What you need to do: Reproduce the listing below in its entirety. Change nothing.

Listing:
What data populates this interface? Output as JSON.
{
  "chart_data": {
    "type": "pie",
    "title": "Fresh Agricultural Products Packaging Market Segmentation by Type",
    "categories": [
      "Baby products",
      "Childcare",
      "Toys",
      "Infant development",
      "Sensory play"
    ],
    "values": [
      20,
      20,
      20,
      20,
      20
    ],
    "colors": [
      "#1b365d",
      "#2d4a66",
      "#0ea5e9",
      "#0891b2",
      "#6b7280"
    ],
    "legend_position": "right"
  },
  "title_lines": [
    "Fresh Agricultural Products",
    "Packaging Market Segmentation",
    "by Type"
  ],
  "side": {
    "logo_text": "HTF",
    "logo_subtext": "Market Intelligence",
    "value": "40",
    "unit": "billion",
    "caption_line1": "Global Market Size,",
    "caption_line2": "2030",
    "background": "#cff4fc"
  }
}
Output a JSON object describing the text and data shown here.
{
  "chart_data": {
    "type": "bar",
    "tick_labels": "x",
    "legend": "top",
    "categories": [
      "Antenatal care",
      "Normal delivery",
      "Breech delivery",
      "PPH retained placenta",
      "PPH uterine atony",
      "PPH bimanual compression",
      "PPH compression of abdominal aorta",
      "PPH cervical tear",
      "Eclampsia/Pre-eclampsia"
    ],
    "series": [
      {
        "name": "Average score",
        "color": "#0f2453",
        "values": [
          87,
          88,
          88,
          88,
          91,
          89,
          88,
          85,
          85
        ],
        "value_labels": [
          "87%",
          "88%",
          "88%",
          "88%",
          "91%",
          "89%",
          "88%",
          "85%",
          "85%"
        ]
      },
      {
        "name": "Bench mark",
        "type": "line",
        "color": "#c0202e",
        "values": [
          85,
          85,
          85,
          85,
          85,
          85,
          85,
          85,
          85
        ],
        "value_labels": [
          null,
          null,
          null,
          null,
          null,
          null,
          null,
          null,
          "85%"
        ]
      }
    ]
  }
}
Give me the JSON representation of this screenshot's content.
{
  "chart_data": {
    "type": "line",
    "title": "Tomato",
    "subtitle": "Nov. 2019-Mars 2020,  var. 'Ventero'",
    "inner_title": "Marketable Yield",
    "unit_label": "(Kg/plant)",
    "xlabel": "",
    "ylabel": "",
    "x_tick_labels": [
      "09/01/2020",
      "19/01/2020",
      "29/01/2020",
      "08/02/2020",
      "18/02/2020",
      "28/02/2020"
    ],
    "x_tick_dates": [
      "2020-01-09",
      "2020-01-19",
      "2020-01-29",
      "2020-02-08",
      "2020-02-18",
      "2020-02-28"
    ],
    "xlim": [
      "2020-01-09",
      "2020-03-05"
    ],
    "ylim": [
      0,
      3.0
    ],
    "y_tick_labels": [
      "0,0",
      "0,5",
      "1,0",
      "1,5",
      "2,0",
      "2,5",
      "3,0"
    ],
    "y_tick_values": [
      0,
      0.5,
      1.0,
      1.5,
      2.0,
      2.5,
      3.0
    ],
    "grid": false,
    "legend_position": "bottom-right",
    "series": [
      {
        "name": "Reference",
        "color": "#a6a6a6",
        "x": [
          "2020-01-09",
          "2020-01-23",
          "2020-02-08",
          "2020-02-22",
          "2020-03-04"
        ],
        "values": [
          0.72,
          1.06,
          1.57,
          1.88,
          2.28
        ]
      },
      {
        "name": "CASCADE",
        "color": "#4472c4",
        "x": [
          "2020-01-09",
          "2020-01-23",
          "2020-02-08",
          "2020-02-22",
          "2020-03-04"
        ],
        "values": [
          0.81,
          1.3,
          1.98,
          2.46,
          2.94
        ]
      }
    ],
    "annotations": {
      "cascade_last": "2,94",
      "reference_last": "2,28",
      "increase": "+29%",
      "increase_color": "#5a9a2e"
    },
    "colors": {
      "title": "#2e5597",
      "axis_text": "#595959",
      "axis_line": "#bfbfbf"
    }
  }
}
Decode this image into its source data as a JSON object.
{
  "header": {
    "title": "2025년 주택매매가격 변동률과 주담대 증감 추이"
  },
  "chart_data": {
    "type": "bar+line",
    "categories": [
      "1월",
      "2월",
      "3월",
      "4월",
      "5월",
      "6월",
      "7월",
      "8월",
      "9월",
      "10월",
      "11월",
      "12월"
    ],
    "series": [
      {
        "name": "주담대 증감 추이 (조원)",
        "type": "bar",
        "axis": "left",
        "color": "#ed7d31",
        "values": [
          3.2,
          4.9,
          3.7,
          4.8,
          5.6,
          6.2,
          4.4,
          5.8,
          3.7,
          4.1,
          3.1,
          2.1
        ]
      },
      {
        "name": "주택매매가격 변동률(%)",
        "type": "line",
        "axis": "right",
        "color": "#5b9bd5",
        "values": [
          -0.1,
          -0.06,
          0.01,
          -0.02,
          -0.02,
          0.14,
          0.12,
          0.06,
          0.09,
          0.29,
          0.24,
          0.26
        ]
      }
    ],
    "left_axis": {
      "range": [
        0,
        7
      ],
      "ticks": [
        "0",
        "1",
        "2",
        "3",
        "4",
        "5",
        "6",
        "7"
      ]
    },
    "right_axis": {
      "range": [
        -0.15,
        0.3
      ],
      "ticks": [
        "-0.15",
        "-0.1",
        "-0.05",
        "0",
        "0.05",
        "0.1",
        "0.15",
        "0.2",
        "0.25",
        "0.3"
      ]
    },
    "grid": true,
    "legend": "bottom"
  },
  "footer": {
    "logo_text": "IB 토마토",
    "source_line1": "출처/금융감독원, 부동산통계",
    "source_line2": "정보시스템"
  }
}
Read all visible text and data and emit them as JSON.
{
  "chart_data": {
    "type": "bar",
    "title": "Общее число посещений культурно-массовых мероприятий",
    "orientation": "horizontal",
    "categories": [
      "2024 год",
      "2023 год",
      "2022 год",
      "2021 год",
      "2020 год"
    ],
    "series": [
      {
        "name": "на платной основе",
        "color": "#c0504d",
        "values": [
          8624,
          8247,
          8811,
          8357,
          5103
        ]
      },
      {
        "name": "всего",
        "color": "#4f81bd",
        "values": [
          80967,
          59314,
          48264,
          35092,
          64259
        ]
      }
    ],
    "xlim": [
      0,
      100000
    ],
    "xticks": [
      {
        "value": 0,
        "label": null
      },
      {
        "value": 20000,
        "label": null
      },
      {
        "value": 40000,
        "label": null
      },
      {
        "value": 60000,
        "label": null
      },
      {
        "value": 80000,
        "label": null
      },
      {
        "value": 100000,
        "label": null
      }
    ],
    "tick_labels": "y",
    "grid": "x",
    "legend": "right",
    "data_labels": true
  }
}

Solution to the problem:
What data populates this interface? Output as JSON.
{
  "chart_data": {
    "type": "pie",
    "title": "Fresh Agricultural Products Packaging Market Segmentation by Type",
    "categories": [
      "Baby products",
      "Childcare",
      "Toys",
      "Infant development",
      "Sensory play"
    ],
    "values": [
      20,
      20,
      20,
      20,
      20
    ],
    "colors": [
      "#1b365d",
      "#2d4a66",
      "#0ea5e9",
      "#0891b2",
      "#6b7280"
    ],
    "legend_position": "right"
  },
  "title_lines": [
    "Fresh Agricultural Products",
    "Packaging Market Segmentation",
    "by Type"
  ],
  "side": {
    "logo_text": "HTF",
    "logo_subtext": "Market Intelligence",
    "value": "40",
    "unit": "billion",
    "caption_line1": "Global Market Size,",
    "caption_line2": "2030",
    "background": "#cff4fc"
  }
}
Output a JSON object describing the text and data shown here.
{
  "chart_data": {
    "type": "bar",
    "tick_labels": "x",
    "legend": "top",
    "categories": [
      "Antenatal care",
      "Normal delivery",
      "Breech delivery",
      "PPH retained placenta",
      "PPH uterine atony",
      "PPH bimanual compression",
      "PPH compression of abdominal aorta",
      "PPH cervical tear",
      "Eclampsia/Pre-eclampsia"
    ],
    "series": [
      {
        "name": "Average score",
        "color": "#0f2453",
        "values": [
          87,
          88,
          88,
          88,
          91,
          89,
          88,
          85,
          85
        ],
        "value_labels": [
          "87%",
          "88%",
          "88%",
          "88%",
          "91%",
          "89%",
          "88%",
          "85%",
          "85%"
        ]
      },
      {
        "name": "Bench mark",
        "type": "line",
        "color": "#c0202e",
        "values": [
          85,
          85,
          85,
          85,
          85,
          85,
          85,
          85,
          85
        ],
        "value_labels": [
          null,
          null,
          null,
          null,
          null,
          null,
          null,
          null,
          "85%"
        ]
      }
    ]
  }
}
Give me the JSON representation of this screenshot's content.
{
  "chart_data": {
    "type": "line",
    "title": "Tomato",
    "subtitle": "Nov. 2019-Mars 2020,  var. 'Ventero'",
    "inner_title": "Marketable Yield",
    "unit_label": "(Kg/plant)",
    "xlabel": "",
    "ylabel": "",
    "x_tick_labels": [
      "09/01/2020",
      "19/01/2020",
      "29/01/2020",
      "08/02/2020",
      "18/02/2020",
      "28/02/2020"
    ],
    "x_tick_dates": [
      "2020-01-09",
      "2020-01-19",
      "2020-01-29",
      "2020-02-08",
      "2020-02-18",
      "2020-02-28"
    ],
    "xlim": [
      "2020-01-09",
      "2020-03-05"
    ],
    "ylim": [
      0,
      3.0
    ],
    "y_tick_labels": [
      "0,0",
      "0,5",
      "1,0",
      "1,5",
      "2,0",
      "2,5",
      "3,0"
    ],
    "y_tick_values": [
      0,
      0.5,
      1.0,
      1.5,
      2.0,
      2.5,
      3.0
    ],
    "grid": false,
    "legend_position": "bottom-right",
    "series": [
      {
        "name": "Reference",
        "color": "#a6a6a6",
        "x": [
          "2020-01-09",
          "2020-01-23",
          "2020-02-08",
          "2020-02-22",
          "2020-03-04"
        ],
        "values": [
          0.72,
          1.06,
          1.57,
          1.88,
          2.28
        ]
      },
      {
        "name": "CASCADE",
        "color": "#4472c4",
        "x": [
          "2020-01-09",
          "2020-01-23",
          "2020-02-08",
          "2020-02-22",
          "2020-03-04"
        ],
        "values": [
          0.81,
          1.3,
          1.98,
          2.46,
          2.94
        ]
      }
    ],
    "annotations": {
      "cascade_last": "2,94",
      "reference_last": "2,28",
      "increase": "+29%",
      "increase_color": "#5a9a2e"
    },
    "colors": {
      "title": "#2e5597",
      "axis_text": "#595959",
      "axis_line": "#bfbfbf"
    }
  }
}
Decode this image into its source data as a JSON object.
{
  "header": {
    "title": "2025년 주택매매가격 변동률과 주담대 증감 추이"
  },
  "chart_data": {
    "type": "bar+line",
    "categories": [
      "1월",
      "2월",
      "3월",
      "4월",
      "5월",
      "6월",
      "7월",
      "8월",
      "9월",
      "10월",
      "11월",
      "12월"
    ],
    "series": [
      {
        "name": "주담대 증감 추이 (조원)",
        "type": "bar",
        "axis": "left",
        "color": "#ed7d31",
        "values": [
          3.2,
          4.9,
          3.7,
          4.8,
          5.6,
          6.2,
          4.4,
          5.8,
          3.7,
          4.1,
          3.1,
          2.1
        ]
      },
      {
        "name": "주택매매가격 변동률(%)",
        "type": "line",
        "axis": "right",
        "color": "#5b9bd5",
        "values": [
          -0.1,
          -0.06,
          0.01,
          -0.02,
          -0.02,
          0.14,
          0.12,
          0.06,
          0.09,
          0.29,
          0.24,
          0.26
        ]
      }
    ],
    "left_axis": {
      "range": [
        0,
        7
      ],
      "ticks": [
        "0",
        "1",
        "2",
        "3",
        "4",
        "5",
        "6",
        "7"
      ]
    },
    "right_axis": {
      "range": [
        -0.15,
        0.3
      ],
      "ticks": [
        "-0.15",
        "-0.1",
        "-0.05",
        "0",
        "0.05",
        "0.1",
        "0.15",
        "0.2",
        "0.25",
        "0.3"
      ]
    },
    "grid": true,
    "legend": "bottom"
  },
  "footer": {
    "logo_text": "IB 토마토",
    "source_line1": "출처/금융감독원, 부동산통계",
    "source_line2": "정보시스템"
  }
}
Read all visible text and data and emit them as JSON.
{
  "chart_data": {
    "type": "bar",
    "title": "Общее число посещений культурно-массовых мероприятий",
    "orientation": "horizontal",
    "categories": [
      "2024 год",
      "2023 год",
      "2022 год",
      "2021 год",
      "2020 год"
    ],
    "series": [
      {
        "name": "на платной основе",
        "color": "#c0504d",
        "values": [
          8624,
          8247,
          8811,
          8357,
          5103
        ]
      },
      {
        "name": "всего",
        "color": "#4f81bd",
        "values": [
          80967,
          59314,
          48264,
          35092,
          64259
        ]
      }
    ],
    "xlim": [
      0,
      100000
    ],
    "xticks": [
      {
        "value": 0,
        "label": null
      },
      {
        "value": 20000,
        "label": null
      },
      {
        "value": 40000,
        "label": null
      },
      {
        "value": 60000,
        "label": null
      },
      {
        "value": 80000,
        "label": null
      },
      {
        "value": 100000,
        "label": null
      }
    ],
    "tick_labels": "y",
    "grid": "x",
    "legend": "right",
    "data_labels": true
  }
}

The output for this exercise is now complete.